# Exercise objective:
Restate, word for word, every line of the data.
— Start —
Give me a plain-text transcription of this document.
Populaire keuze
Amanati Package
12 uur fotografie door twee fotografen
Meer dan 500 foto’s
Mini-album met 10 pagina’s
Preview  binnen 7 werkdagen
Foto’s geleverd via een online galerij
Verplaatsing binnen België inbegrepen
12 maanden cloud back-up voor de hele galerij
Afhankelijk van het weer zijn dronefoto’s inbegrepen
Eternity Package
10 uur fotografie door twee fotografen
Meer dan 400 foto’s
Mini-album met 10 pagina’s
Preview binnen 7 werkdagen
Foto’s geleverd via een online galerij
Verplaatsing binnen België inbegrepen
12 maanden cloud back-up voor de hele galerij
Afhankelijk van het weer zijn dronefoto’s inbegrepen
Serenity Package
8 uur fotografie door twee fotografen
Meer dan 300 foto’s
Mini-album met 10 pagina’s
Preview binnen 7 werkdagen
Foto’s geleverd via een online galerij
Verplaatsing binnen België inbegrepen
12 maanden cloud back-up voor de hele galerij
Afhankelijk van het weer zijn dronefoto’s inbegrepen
— End —
# Reply to the exercise:
Give me a plain-text transcription of this document.
Populaire keuze
Amanati Package
12 uur fotografie door twee fotografen
Meer dan 500 foto’s
Mini-album met 10 pagina’s
Preview  binnen 7 werkdagen
Foto’s geleverd via een online galerij
Verplaatsing binnen België inbegrepen
12 maanden cloud back-up voor de hele galerij
Afhankelijk van het weer zijn dronefoto’s inbegrepen
Eternity Package
10 uur fotografie door twee fotografen
Meer dan 400 foto’s
Mini-album met 10 pagina’s
Preview binnen 7 werkdagen
Foto’s geleverd via een online galerij
Verplaatsing binnen België inbegrepen
12 maanden cloud back-up voor de hele galerij
Afhankelijk van het weer zijn dronefoto’s inbegrepen
Serenity Package
8 uur fotografie door twee fotografen
Meer dan 300 foto’s
Mini-album met 10 pagina’s
Preview binnen 7 werkdagen
Foto’s geleverd via een online galerij
Verplaatsing binnen België inbegrepen
12 maanden cloud back-up voor de hele galerij
Afhankelijk van het weer zijn dronefoto’s inbegrepen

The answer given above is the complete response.